======== Listed records ========
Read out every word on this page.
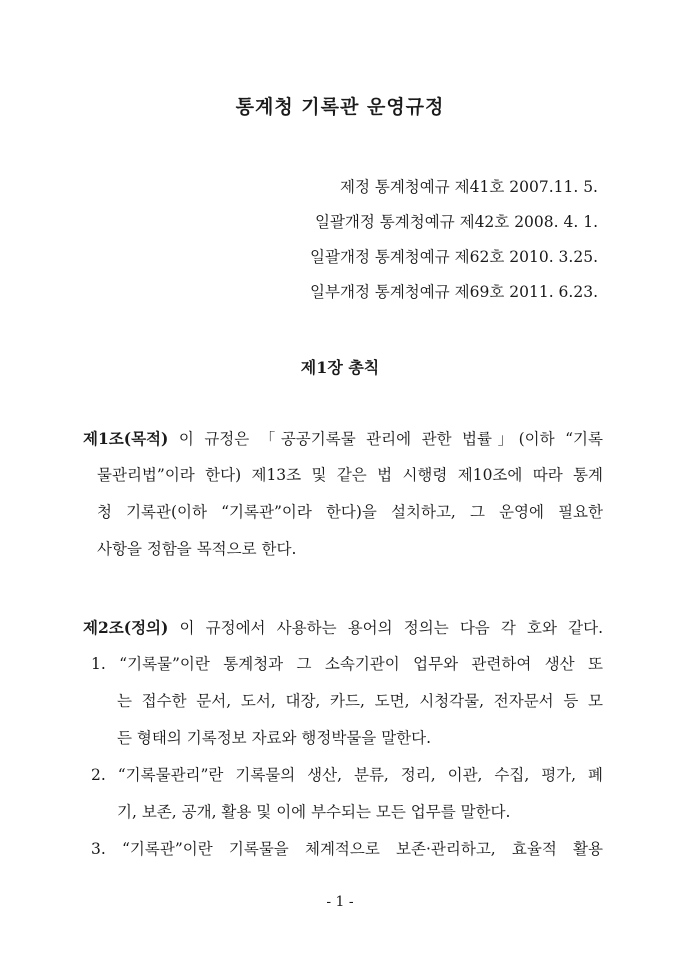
통계청 기록관 운영규정
제정 통계청예규 제41호 2007.11. 5.
일괄개정 통계청예규 제42호 2008. 4. 1.
일괄개정 통계청예규 제62호 2010. 3.25.
일부개정 통계청예규 제69호 2011. 6.23.
제1장 총칙
제1조(목적) 이 규정은 「공공기록물 관리에 관한 법률」(이하 “기록
물관리법”이라 한다) 제13조 및 같은 법 시행령 제10조에 따라 통계
청 기록관(이하 “기록관”이라 한다)을 설치하고, 그 운영에 필요한
사항을 정함을 목적으로 한다.
제2조(정의) 이 규정에서 사용하는 용어의 정의는 다음 각 호와 같다.
1. “기록물”이란 통계청과 그 소속기관이 업무와 관련하여 생산 또
는 접수한 문서, 도서, 대장, 카드, 도면, 시청각물, 전자문서 등 모
든 형태의 기록정보 자료와 행정박물을 말한다.
2. “기록물관리”란 기록물의 생산, 분류, 정리, 이관, 수집, 평가, 폐
기, 보존, 공개, 활용 및 이에 부수되는 모든 업무를 말한다.
3. “기록관”이란 기록물을 체계적으로 보존·관리하고, 효율적 활용
- 1 -
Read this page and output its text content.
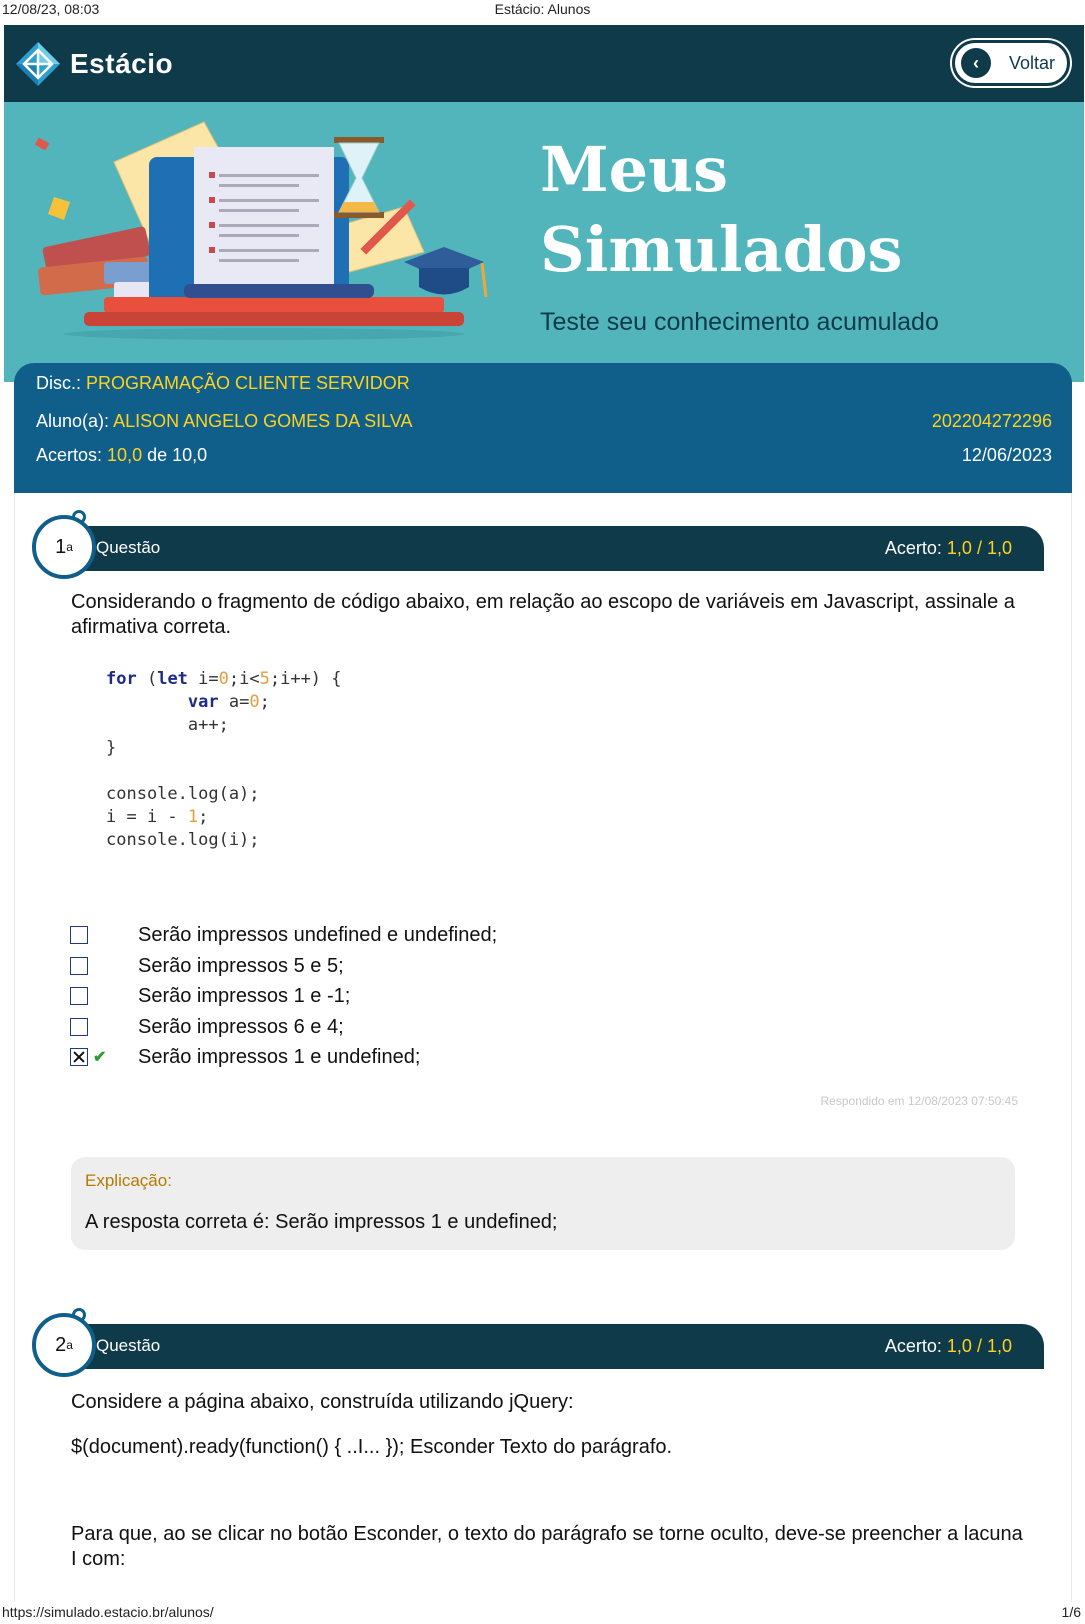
12/08/23, 08:03	Estácio: Alunos
Estácio	‹	Voltar
Meus
Simulados
Teste seu conhecimento acumulado
Disc.: PROGRAMAÇÃO CLIENTE SERVIDOR
Aluno(a): ALISON ANGELO GOMES DA SILVA	202204272296
Acertos: 10,0 de 10,0	12/06/2023
Questão	Acerto: 1,0 / 1,0
1 a
Considerando o fragmento de código abaixo, em relação ao escopo de variáveis em Javascript, assinale a afirmativa correta.
for (let i=0;i<5;i++) {
var a=0;
a++;
}

console.log(a);
i = i - 1;
console.log(i);
Serão impressos undefined e undefined;
Serão impressos 5 e 5;
Serão impressos 1 e -1;
Serão impressos 6 e 4;
✔ Serão impressos 1 e undefined;
Respondido em 12/08/2023 07:50:45
Explicação:
A resposta correta é: Serão impressos 1 e undefined;
Questão	Acerto: 1,0 / 1,0
2 a
Considere a página abaixo, construída utilizando jQuery:
$(document).ready(function() { ..I... }); Esconder Texto do parágrafo.
Para que, ao se clicar no botão Esconder, o texto do parágrafo se torne oculto, deve-se preencher a lacuna I com:
https://simulado.estacio.br/alunos/	1/6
========
Task to carry out
The records above need to be restated word for word, with the pictures left out.

Exercise result
Read out every word on this page.
통계청 기록관 운영규정
제정 통계청예규 제41호 2007.11. 5.
일괄개정 통계청예규 제42호 2008. 4. 1.
일괄개정 통계청예규 제62호 2010. 3.25.
일부개정 통계청예규 제69호 2011. 6.23.
제1장 총칙
제1조(목적) 이 규정은 「공공기록물 관리에 관한 법률」(이하 “기록
물관리법”이라 한다) 제13조 및 같은 법 시행령 제10조에 따라 통계
청 기록관(이하 “기록관”이라 한다)을 설치하고, 그 운영에 필요한
사항을 정함을 목적으로 한다.
제2조(정의) 이 규정에서 사용하는 용어의 정의는 다음 각 호와 같다.
1. “기록물”이란 통계청과 그 소속기관이 업무와 관련하여 생산 또
는 접수한 문서, 도서, 대장, 카드, 도면, 시청각물, 전자문서 등 모
든 형태의 기록정보 자료와 행정박물을 말한다.
2. “기록물관리”란 기록물의 생산, 분류, 정리, 이관, 수집, 평가, 폐
기, 보존, 공개, 활용 및 이에 부수되는 모든 업무를 말한다.
3. “기록관”이란 기록물을 체계적으로 보존·관리하고, 효율적 활용
- 1 -
Read this page and output its text content.
12/08/23, 08:03	Estácio: Alunos
Estácio	‹	Voltar
Meus
Simulados
Teste seu conhecimento acumulado
Disc.: PROGRAMAÇÃO CLIENTE SERVIDOR
Aluno(a): ALISON ANGELO GOMES DA SILVA	202204272296
Acertos: 10,0 de 10,0	12/06/2023
Questão	Acerto: 1,0 / 1,0
1 a
Considerando o fragmento de código abaixo, em relação ao escopo de variáveis em Javascript, assinale a afirmativa correta.
for (let i=0;i<5;i++) {
var a=0;
a++;
}

console.log(a);
i = i - 1;
console.log(i);
Serão impressos undefined e undefined;
Serão impressos 5 e 5;
Serão impressos 1 e -1;
Serão impressos 6 e 4;
✔ Serão impressos 1 e undefined;
Respondido em 12/08/2023 07:50:45
Explicação:
A resposta correta é: Serão impressos 1 e undefined;
Questão	Acerto: 1,0 / 1,0
2 a
Considere a página abaixo, construída utilizando jQuery:
$(document).ready(function() { ..I... }); Esconder Texto do parágrafo.
Para que, ao se clicar no botão Esconder, o texto do parágrafo se torne oculto, deve-se preencher a lacuna I com:
https://simulado.estacio.br/alunos/	1/6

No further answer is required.